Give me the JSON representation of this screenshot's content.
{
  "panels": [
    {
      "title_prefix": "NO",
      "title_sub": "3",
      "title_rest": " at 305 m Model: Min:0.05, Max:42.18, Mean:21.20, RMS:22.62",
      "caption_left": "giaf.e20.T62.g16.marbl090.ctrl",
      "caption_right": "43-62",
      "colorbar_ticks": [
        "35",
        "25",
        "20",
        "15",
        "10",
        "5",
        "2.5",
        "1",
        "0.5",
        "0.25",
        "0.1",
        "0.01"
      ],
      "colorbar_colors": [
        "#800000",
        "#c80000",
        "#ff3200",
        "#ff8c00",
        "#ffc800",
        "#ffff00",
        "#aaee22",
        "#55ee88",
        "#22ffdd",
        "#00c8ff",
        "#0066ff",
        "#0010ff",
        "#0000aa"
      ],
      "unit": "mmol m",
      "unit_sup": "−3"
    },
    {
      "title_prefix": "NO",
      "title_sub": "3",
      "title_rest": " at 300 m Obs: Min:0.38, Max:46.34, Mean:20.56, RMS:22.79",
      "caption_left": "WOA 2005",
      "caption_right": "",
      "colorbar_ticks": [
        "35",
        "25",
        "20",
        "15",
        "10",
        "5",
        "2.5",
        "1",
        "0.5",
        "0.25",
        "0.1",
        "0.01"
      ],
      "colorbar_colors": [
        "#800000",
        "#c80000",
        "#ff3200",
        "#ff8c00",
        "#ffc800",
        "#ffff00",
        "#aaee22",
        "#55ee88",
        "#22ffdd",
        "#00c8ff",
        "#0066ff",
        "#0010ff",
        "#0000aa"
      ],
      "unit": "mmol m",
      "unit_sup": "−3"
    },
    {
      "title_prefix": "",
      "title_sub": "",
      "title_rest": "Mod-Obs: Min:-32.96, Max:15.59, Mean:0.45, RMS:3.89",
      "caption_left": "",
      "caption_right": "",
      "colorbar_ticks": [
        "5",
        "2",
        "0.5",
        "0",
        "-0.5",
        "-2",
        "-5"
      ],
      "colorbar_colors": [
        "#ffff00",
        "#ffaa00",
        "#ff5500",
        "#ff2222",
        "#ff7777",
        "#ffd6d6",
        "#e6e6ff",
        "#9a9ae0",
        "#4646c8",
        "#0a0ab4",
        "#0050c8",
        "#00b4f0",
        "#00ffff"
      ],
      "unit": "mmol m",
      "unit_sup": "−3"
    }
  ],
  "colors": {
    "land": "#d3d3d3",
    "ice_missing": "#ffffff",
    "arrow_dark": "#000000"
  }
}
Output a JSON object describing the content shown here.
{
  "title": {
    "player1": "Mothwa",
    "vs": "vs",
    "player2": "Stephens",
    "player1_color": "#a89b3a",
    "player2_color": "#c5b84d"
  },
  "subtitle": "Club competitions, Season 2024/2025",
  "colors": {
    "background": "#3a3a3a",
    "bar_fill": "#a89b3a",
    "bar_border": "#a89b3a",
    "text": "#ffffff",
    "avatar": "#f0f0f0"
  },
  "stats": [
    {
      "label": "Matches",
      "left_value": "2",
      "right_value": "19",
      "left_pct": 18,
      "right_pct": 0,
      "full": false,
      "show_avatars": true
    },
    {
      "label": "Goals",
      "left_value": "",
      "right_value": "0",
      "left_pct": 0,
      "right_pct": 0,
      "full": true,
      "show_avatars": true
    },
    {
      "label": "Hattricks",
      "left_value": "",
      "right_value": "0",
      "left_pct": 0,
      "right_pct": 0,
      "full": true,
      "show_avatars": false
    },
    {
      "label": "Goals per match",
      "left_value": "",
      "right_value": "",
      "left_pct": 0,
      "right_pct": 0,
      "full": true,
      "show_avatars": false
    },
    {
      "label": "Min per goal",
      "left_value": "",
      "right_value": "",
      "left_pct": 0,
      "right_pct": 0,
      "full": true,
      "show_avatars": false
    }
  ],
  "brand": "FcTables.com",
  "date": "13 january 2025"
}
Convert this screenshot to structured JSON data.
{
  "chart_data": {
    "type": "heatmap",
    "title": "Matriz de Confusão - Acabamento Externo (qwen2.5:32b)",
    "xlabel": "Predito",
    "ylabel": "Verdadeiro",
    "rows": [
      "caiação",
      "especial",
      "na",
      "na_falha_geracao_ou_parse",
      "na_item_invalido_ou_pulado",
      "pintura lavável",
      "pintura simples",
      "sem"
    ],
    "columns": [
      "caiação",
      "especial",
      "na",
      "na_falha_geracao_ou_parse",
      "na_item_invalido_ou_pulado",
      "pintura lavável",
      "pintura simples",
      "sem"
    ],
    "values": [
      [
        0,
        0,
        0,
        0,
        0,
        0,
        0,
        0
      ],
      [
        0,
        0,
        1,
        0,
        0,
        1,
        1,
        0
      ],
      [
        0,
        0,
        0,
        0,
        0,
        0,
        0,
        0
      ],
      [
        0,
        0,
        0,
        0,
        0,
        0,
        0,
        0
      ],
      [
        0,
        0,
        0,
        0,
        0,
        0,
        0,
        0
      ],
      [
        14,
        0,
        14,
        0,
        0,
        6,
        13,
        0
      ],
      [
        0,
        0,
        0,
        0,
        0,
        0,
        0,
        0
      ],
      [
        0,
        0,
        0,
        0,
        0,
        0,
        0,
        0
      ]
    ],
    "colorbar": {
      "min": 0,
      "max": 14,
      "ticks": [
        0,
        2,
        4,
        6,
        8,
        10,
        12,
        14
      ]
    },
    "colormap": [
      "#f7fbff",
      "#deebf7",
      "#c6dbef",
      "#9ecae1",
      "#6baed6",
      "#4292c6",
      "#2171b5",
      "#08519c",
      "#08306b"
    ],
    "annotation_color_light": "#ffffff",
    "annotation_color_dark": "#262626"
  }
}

• **Exercise requirements**
Repeat the material from above exactly, word for word.

• **The output**
Give me the JSON representation of this screenshot's content.
{
  "panels": [
    {
      "title_prefix": "NO",
      "title_sub": "3",
      "title_rest": " at 305 m Model: Min:0.05, Max:42.18, Mean:21.20, RMS:22.62",
      "caption_left": "giaf.e20.T62.g16.marbl090.ctrl",
      "caption_right": "43-62",
      "colorbar_ticks": [
        "35",
        "25",
        "20",
        "15",
        "10",
        "5",
        "2.5",
        "1",
        "0.5",
        "0.25",
        "0.1",
        "0.01"
      ],
      "colorbar_colors": [
        "#800000",
        "#c80000",
        "#ff3200",
        "#ff8c00",
        "#ffc800",
        "#ffff00",
        "#aaee22",
        "#55ee88",
        "#22ffdd",
        "#00c8ff",
        "#0066ff",
        "#0010ff",
        "#0000aa"
      ],
      "unit": "mmol m",
      "unit_sup": "−3"
    },
    {
      "title_prefix": "NO",
      "title_sub": "3",
      "title_rest": " at 300 m Obs: Min:0.38, Max:46.34, Mean:20.56, RMS:22.79",
      "caption_left": "WOA 2005",
      "caption_right": "",
      "colorbar_ticks": [
        "35",
        "25",
        "20",
        "15",
        "10",
        "5",
        "2.5",
        "1",
        "0.5",
        "0.25",
        "0.1",
        "0.01"
      ],
      "colorbar_colors": [
        "#800000",
        "#c80000",
        "#ff3200",
        "#ff8c00",
        "#ffc800",
        "#ffff00",
        "#aaee22",
        "#55ee88",
        "#22ffdd",
        "#00c8ff",
        "#0066ff",
        "#0010ff",
        "#0000aa"
      ],
      "unit": "mmol m",
      "unit_sup": "−3"
    },
    {
      "title_prefix": "",
      "title_sub": "",
      "title_rest": "Mod-Obs: Min:-32.96, Max:15.59, Mean:0.45, RMS:3.89",
      "caption_left": "",
      "caption_right": "",
      "colorbar_ticks": [
        "5",
        "2",
        "0.5",
        "0",
        "-0.5",
        "-2",
        "-5"
      ],
      "colorbar_colors": [
        "#ffff00",
        "#ffaa00",
        "#ff5500",
        "#ff2222",
        "#ff7777",
        "#ffd6d6",
        "#e6e6ff",
        "#9a9ae0",
        "#4646c8",
        "#0a0ab4",
        "#0050c8",
        "#00b4f0",
        "#00ffff"
      ],
      "unit": "mmol m",
      "unit_sup": "−3"
    }
  ],
  "colors": {
    "land": "#d3d3d3",
    "ice_missing": "#ffffff",
    "arrow_dark": "#000000"
  }
}
Output a JSON object describing the content shown here.
{
  "title": {
    "player1": "Mothwa",
    "vs": "vs",
    "player2": "Stephens",
    "player1_color": "#a89b3a",
    "player2_color": "#c5b84d"
  },
  "subtitle": "Club competitions, Season 2024/2025",
  "colors": {
    "background": "#3a3a3a",
    "bar_fill": "#a89b3a",
    "bar_border": "#a89b3a",
    "text": "#ffffff",
    "avatar": "#f0f0f0"
  },
  "stats": [
    {
      "label": "Matches",
      "left_value": "2",
      "right_value": "19",
      "left_pct": 18,
      "right_pct": 0,
      "full": false,
      "show_avatars": true
    },
    {
      "label": "Goals",
      "left_value": "",
      "right_value": "0",
      "left_pct": 0,
      "right_pct": 0,
      "full": true,
      "show_avatars": true
    },
    {
      "label": "Hattricks",
      "left_value": "",
      "right_value": "0",
      "left_pct": 0,
      "right_pct": 0,
      "full": true,
      "show_avatars": false
    },
    {
      "label": "Goals per match",
      "left_value": "",
      "right_value": "",
      "left_pct": 0,
      "right_pct": 0,
      "full": true,
      "show_avatars": false
    },
    {
      "label": "Min per goal",
      "left_value": "",
      "right_value": "",
      "left_pct": 0,
      "right_pct": 0,
      "full": true,
      "show_avatars": false
    }
  ],
  "brand": "FcTables.com",
  "date": "13 january 2025"
}
Convert this screenshot to structured JSON data.
{
  "chart_data": {
    "type": "heatmap",
    "title": "Matriz de Confusão - Acabamento Externo (qwen2.5:32b)",
    "xlabel": "Predito",
    "ylabel": "Verdadeiro",
    "rows": [
      "caiação",
      "especial",
      "na",
      "na_falha_geracao_ou_parse",
      "na_item_invalido_ou_pulado",
      "pintura lavável",
      "pintura simples",
      "sem"
    ],
    "columns": [
      "caiação",
      "especial",
      "na",
      "na_falha_geracao_ou_parse",
      "na_item_invalido_ou_pulado",
      "pintura lavável",
      "pintura simples",
      "sem"
    ],
    "values": [
      [
        0,
        0,
        0,
        0,
        0,
        0,
        0,
        0
      ],
      [
        0,
        0,
        1,
        0,
        0,
        1,
        1,
        0
      ],
      [
        0,
        0,
        0,
        0,
        0,
        0,
        0,
        0
      ],
      [
        0,
        0,
        0,
        0,
        0,
        0,
        0,
        0
      ],
      [
        0,
        0,
        0,
        0,
        0,
        0,
        0,
        0
      ],
      [
        14,
        0,
        14,
        0,
        0,
        6,
        13,
        0
      ],
      [
        0,
        0,
        0,
        0,
        0,
        0,
        0,
        0
      ],
      [
        0,
        0,
        0,
        0,
        0,
        0,
        0,
        0
      ]
    ],
    "colorbar": {
      "min": 0,
      "max": 14,
      "ticks": [
        0,
        2,
        4,
        6,
        8,
        10,
        12,
        14
      ]
    },
    "colormap": [
      "#f7fbff",
      "#deebf7",
      "#c6dbef",
      "#9ecae1",
      "#6baed6",
      "#4292c6",
      "#2171b5",
      "#08519c",
      "#08306b"
    ],
    "annotation_color_light": "#ffffff",
    "annotation_color_dark": "#262626"
  }
}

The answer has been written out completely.